WRITTEN REQUEST:
Pick out every line holding the string "this" and copy it.

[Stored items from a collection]
▬▬▬▬▬▬▬▬▬▬
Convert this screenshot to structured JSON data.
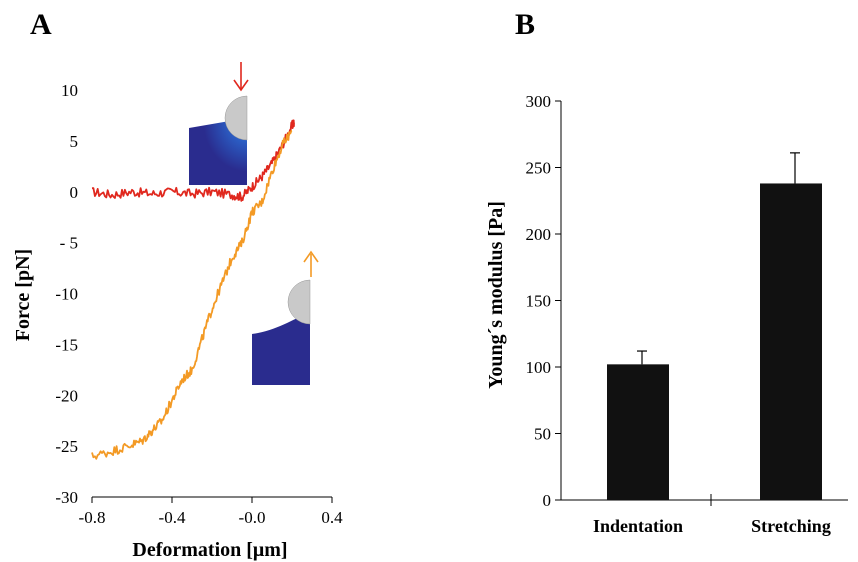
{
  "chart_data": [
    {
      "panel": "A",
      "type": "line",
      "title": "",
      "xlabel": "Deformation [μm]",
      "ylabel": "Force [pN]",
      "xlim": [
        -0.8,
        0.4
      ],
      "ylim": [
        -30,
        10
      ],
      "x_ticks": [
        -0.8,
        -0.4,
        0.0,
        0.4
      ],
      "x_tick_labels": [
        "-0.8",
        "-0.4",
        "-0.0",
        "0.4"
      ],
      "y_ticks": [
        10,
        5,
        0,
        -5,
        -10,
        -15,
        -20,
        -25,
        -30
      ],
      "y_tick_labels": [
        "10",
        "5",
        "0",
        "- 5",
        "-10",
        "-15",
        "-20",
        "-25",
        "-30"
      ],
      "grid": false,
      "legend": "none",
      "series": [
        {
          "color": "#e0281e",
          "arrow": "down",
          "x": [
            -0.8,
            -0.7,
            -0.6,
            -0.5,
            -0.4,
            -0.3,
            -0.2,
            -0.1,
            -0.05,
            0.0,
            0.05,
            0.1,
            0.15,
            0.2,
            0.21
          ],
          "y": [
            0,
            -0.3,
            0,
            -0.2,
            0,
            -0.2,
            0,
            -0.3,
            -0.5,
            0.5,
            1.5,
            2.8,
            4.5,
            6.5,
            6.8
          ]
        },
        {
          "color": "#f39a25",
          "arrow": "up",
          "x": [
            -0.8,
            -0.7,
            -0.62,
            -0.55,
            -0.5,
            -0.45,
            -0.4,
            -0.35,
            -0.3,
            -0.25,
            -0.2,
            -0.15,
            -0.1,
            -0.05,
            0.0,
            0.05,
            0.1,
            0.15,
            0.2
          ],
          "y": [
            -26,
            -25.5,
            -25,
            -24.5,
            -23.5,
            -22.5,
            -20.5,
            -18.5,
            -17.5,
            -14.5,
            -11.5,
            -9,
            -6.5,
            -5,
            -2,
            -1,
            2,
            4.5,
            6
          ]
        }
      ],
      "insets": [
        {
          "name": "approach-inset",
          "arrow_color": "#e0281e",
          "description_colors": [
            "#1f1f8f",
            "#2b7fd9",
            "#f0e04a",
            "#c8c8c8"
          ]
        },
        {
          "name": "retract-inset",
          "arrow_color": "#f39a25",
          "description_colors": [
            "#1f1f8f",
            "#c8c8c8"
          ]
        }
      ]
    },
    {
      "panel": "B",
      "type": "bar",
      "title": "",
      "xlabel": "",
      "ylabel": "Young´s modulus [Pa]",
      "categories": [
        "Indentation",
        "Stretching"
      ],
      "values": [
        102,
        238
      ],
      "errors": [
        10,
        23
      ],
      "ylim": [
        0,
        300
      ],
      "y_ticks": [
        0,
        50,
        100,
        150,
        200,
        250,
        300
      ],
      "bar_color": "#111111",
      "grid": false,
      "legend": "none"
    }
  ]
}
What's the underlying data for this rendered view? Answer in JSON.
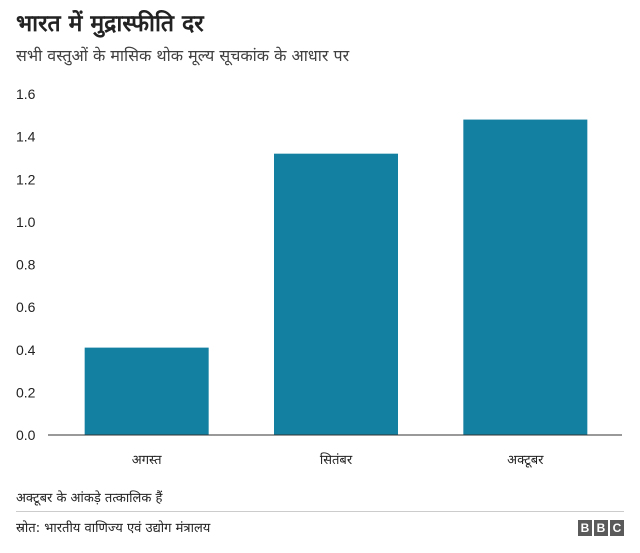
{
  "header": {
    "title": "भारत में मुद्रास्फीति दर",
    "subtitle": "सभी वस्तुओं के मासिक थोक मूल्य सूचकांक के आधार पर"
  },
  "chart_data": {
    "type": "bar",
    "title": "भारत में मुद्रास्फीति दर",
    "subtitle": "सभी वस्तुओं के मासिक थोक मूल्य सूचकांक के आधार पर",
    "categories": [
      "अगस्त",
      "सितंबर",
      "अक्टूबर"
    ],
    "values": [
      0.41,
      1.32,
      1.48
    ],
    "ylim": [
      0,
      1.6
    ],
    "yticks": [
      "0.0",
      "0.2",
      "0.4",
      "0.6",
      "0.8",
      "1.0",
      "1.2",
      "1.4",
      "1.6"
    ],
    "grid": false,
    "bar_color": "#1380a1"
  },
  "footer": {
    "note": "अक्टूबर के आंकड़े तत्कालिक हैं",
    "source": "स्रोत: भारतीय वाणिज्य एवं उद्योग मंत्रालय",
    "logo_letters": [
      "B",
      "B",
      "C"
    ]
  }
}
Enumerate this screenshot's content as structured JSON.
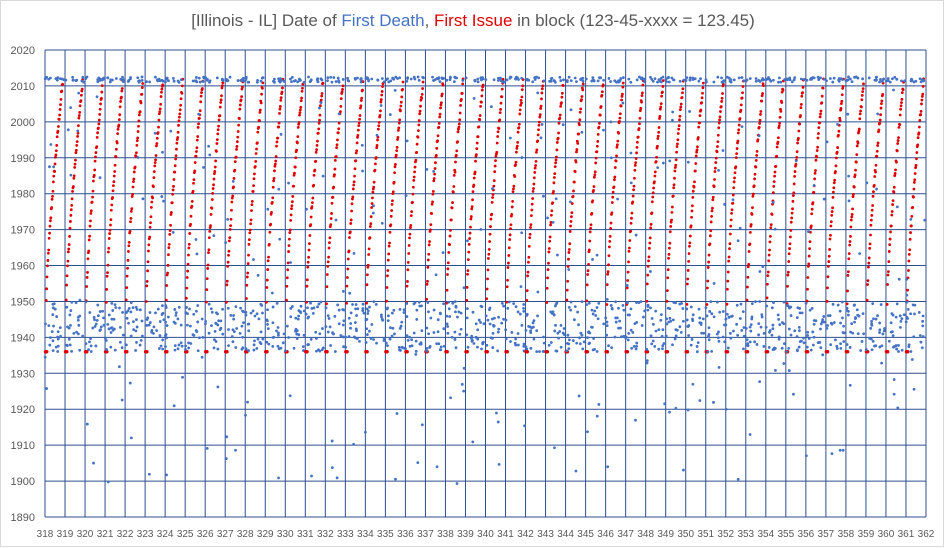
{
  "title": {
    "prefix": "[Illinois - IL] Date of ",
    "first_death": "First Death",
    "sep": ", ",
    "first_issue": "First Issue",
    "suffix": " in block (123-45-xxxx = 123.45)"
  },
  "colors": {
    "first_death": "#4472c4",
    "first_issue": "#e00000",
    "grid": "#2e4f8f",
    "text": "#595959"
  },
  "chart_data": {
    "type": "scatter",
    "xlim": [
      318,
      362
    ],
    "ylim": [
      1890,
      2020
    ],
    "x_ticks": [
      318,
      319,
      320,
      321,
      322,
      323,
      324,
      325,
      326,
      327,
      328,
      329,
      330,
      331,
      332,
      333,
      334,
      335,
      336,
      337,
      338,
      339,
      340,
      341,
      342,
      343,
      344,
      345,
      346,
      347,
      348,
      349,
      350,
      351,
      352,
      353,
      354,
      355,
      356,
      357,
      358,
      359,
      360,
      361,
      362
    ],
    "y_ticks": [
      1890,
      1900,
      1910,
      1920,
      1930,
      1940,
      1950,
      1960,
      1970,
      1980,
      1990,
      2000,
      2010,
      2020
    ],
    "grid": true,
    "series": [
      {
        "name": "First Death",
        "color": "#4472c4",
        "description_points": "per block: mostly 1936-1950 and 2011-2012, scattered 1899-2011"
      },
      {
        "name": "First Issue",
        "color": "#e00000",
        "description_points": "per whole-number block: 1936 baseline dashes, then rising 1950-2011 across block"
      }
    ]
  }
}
▬▬▬▬▬▬▬▬▬▬
RESPONSE:
Convert this screenshot to structured JSON data.
What's the underlying data for this rendered view? Answer in JSON.
Enumerate this screenshot's content as structured JSON.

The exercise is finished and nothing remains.